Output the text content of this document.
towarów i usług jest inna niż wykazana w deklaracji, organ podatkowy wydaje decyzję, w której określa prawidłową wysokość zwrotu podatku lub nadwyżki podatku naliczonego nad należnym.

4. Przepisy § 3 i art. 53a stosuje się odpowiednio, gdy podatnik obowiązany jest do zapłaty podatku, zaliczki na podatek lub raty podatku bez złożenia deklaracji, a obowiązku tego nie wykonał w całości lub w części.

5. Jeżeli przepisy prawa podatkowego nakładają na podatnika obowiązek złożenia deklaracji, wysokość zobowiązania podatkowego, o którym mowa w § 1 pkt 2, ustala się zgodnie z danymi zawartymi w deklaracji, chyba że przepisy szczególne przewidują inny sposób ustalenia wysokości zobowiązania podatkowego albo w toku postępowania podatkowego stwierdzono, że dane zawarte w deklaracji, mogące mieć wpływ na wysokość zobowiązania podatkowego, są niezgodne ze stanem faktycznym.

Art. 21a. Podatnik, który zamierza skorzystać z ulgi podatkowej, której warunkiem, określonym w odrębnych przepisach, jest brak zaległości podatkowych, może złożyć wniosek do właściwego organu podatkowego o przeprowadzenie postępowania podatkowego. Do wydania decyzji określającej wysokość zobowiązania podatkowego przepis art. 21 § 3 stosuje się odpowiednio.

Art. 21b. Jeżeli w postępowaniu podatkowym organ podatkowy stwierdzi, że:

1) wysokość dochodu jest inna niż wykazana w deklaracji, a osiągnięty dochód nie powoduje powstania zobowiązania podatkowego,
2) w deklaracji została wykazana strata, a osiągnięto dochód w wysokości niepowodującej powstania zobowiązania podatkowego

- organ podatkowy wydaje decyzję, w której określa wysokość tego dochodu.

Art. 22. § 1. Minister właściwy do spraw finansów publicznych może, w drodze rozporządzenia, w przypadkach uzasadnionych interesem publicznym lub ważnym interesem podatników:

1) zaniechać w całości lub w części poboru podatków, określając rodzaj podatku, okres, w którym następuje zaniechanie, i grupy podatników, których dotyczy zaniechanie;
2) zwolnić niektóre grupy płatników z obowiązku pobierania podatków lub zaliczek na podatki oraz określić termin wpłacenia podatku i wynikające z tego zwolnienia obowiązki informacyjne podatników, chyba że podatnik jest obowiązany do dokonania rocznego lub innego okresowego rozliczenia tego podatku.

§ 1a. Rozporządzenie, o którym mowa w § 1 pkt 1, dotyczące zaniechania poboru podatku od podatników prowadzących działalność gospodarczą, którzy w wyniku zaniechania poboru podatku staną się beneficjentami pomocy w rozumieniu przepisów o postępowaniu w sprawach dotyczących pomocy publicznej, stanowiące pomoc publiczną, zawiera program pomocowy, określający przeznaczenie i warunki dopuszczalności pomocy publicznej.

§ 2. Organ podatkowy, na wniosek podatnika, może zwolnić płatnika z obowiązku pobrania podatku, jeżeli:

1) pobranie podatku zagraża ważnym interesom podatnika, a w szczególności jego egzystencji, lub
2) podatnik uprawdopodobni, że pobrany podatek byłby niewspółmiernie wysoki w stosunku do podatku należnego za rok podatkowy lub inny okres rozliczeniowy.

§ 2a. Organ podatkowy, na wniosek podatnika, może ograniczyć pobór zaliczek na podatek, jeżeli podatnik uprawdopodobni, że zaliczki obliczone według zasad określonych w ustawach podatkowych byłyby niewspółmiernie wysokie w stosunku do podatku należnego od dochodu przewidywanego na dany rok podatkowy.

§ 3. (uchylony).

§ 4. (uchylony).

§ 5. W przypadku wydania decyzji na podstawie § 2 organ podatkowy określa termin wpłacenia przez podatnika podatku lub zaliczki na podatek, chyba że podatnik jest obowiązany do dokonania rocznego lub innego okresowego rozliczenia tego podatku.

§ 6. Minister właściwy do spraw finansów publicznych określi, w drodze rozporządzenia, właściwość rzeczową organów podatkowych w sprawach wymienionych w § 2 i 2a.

────────

**EXERCISE REQUIREMENTS**
Read through the entries and copy each line in which "części" appears.

**ANSWER TO THE TASK**
4. Przepisy § 3 i art. 53a stosuje się odpowiednio, gdy podatnik obowiązany jest do zapłaty podatku, zaliczki na podatek lub raty podatku bez złożenia deklaracji, a obowiązku tego nie wykonał w całości lub w części.
1) zaniechać w całości lub w części poboru podatków, określając rodzaj podatku, okres, w którym następuje zaniechanie, i grupy podatników, których dotyczy zaniechanie;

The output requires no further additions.